= WHAT TO WORK ON =
In the entries, find all lines that hold the word "values" and copy them.

= INFORMATION PROVIDED =
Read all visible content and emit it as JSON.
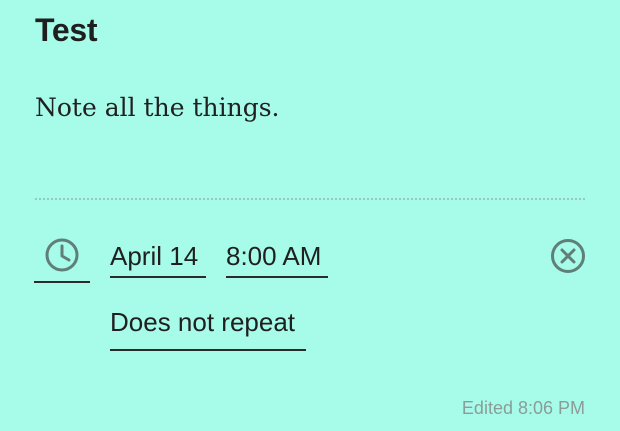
{
  "note": {
    "title": "Test",
    "body": "Note all the things."
  },
  "reminder": {
    "icon": "clock-icon",
    "date": "April 14",
    "time": "8:00 AM",
    "repeat": "Does not repeat",
    "clear_icon": "clear-circle-icon"
  },
  "footer": {
    "edited": "Edited 8:06 PM"
  },
  "colors": {
    "background": "#a7fbe9",
    "icon": "#5f7f78",
    "muted_text": "#8a9d99"
  }
}
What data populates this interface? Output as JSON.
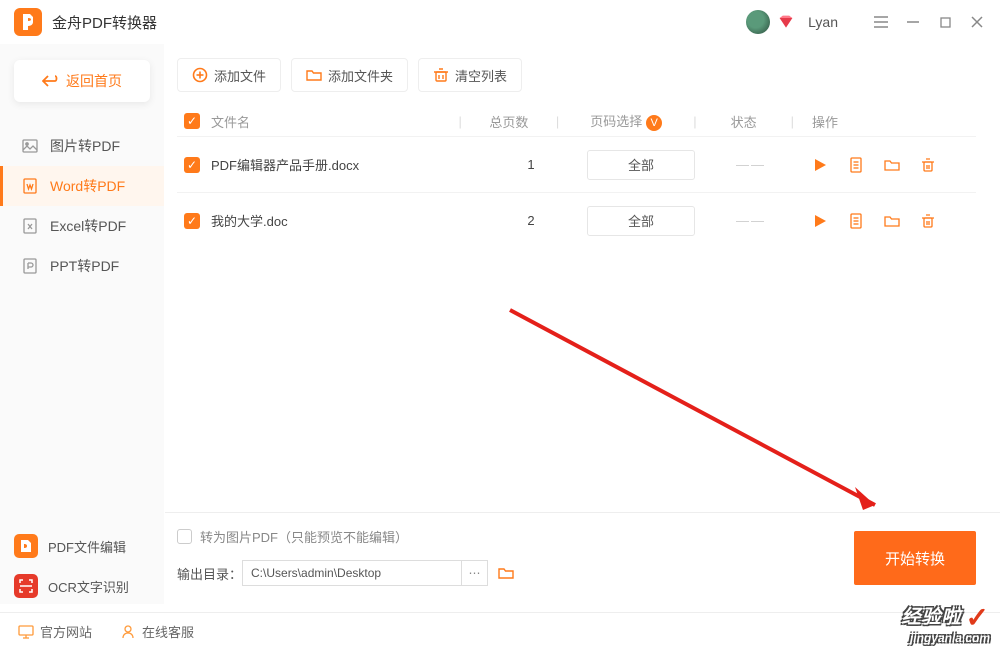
{
  "app": {
    "title": "金舟PDF转换器",
    "username": "Lyan"
  },
  "sidebar": {
    "back_label": "返回首页",
    "items": [
      {
        "label": "图片转PDF"
      },
      {
        "label": "Word转PDF"
      },
      {
        "label": "Excel转PDF"
      },
      {
        "label": "PPT转PDF"
      }
    ],
    "bottom": [
      {
        "label": "PDF文件编辑"
      },
      {
        "label": "OCR文字识别"
      }
    ]
  },
  "toolbar": {
    "add_file": "添加文件",
    "add_folder": "添加文件夹",
    "clear": "清空列表"
  },
  "columns": {
    "name": "文件名",
    "pages": "总页数",
    "range": "页码选择",
    "status": "状态",
    "ops": "操作"
  },
  "rows": [
    {
      "name": "PDF编辑器产品手册.docx",
      "pages": "1",
      "range": "全部",
      "status": "—— "
    },
    {
      "name": "我的大学.doc",
      "pages": "2",
      "range": "全部",
      "status": "—— "
    }
  ],
  "bottom": {
    "img_pdf_label": "转为图片PDF（只能预览不能编辑）",
    "output_label": "输出目录：",
    "output_path": "C:\\Users\\admin\\Desktop",
    "start_label": "开始转换"
  },
  "footer": {
    "site": "官方网站",
    "support": "在线客服"
  },
  "watermark": {
    "l1": "经验啦",
    "l2": "jingyanla.com"
  }
}
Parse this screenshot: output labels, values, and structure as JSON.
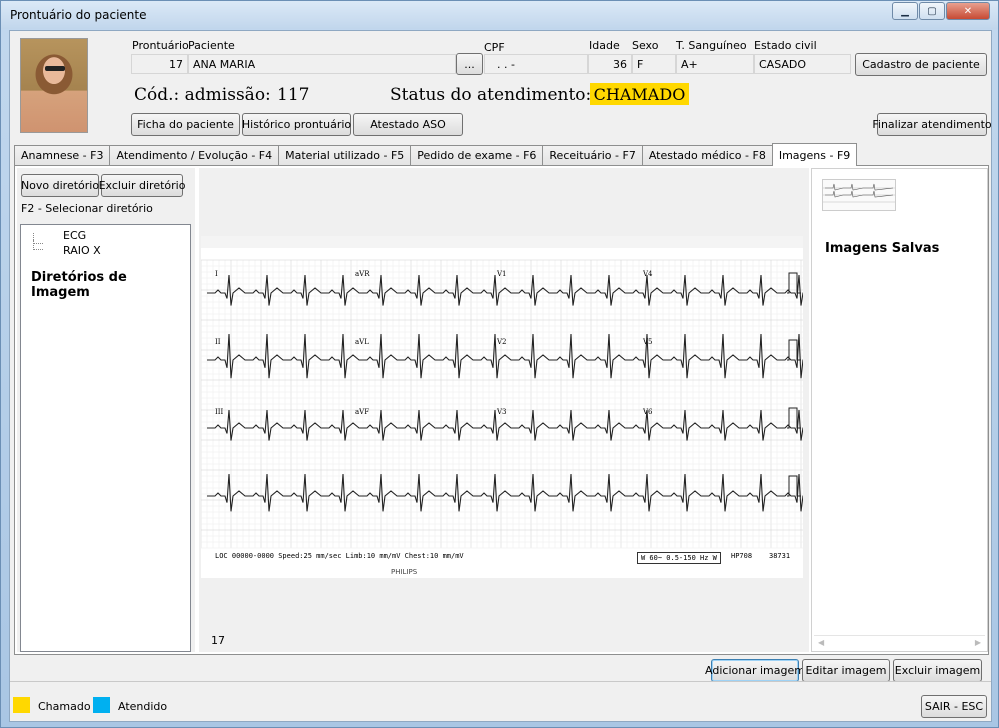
{
  "window": {
    "title": "Prontuário do paciente",
    "controls": {
      "minimize": "▁",
      "maximize": "▢",
      "close": "✕"
    }
  },
  "patient": {
    "labels": {
      "prontuario": "Prontuário",
      "paciente": "Paciente",
      "cpf": "CPF",
      "idade": "Idade",
      "sexo": "Sexo",
      "tipo_sanguineo": "T. Sanguíneo",
      "estado_civil": "Estado civil"
    },
    "values": {
      "prontuario": "17",
      "paciente": "ANA MARIA",
      "cpf": ". . -",
      "idade": "36",
      "sexo": "F",
      "tipo_sanguineo": "A+",
      "estado_civil": "CASADO"
    },
    "ellipsis_button": "...",
    "cadastro_button": "Cadastro de paciente"
  },
  "admission": {
    "cod_label": "Cód.: admissão:",
    "cod_value": "117",
    "status_label": "Status do atendimento:",
    "status_value": "CHAMADO",
    "status_color": "#FFD800"
  },
  "actions": {
    "ficha": "Ficha do paciente",
    "historico": "Histórico prontuário",
    "atestado_aso": "Atestado ASO",
    "finalizar": "Finalizar atendimento"
  },
  "tabs": [
    {
      "label": "Anamnese - F3"
    },
    {
      "label": "Atendimento / Evolução - F4"
    },
    {
      "label": "Material utilizado - F5"
    },
    {
      "label": "Pedido de exame - F6"
    },
    {
      "label": "Receituário - F7"
    },
    {
      "label": "Atestado médico - F8"
    },
    {
      "label": "Imagens - F9",
      "active": true
    }
  ],
  "images_tab": {
    "novo_diretorio": "Novo diretório",
    "excluir_diretorio": "Excluir diretório",
    "hint": "F2 - Selecionar diretório",
    "directories": [
      "ECG",
      "RAIO X"
    ],
    "directories_title": "Diretórios de Imagem",
    "image_count": "17",
    "saved_title": "Imagens Salvas",
    "ecg": {
      "leads": [
        "I",
        "aVR",
        "V1",
        "V4",
        "II",
        "aVL",
        "V2",
        "V5",
        "III",
        "aVF",
        "V3",
        "V6"
      ],
      "footer_left": "LOC 00000-0000  Speed:25 mm/sec  Limb:10 mm/mV  Chest:10 mm/mV",
      "footer_right": "W 60~ 0.5-150 Hz W",
      "model": "HP708",
      "number": "38731",
      "brand": "PHILIPS"
    }
  },
  "image_buttons": {
    "adicionar": "Adicionar imagem",
    "editar": "Editar imagem",
    "excluir": "Excluir imagem"
  },
  "legend": [
    {
      "label": "Chamado",
      "color": "#FFD800"
    },
    {
      "label": "Atendido",
      "color": "#00B0F0"
    }
  ],
  "exit_button": "SAIR - ESC"
}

= EXERCISE ANSWER =
Parse this screenshot: output labels, values, and structure as JSON.
    "values": {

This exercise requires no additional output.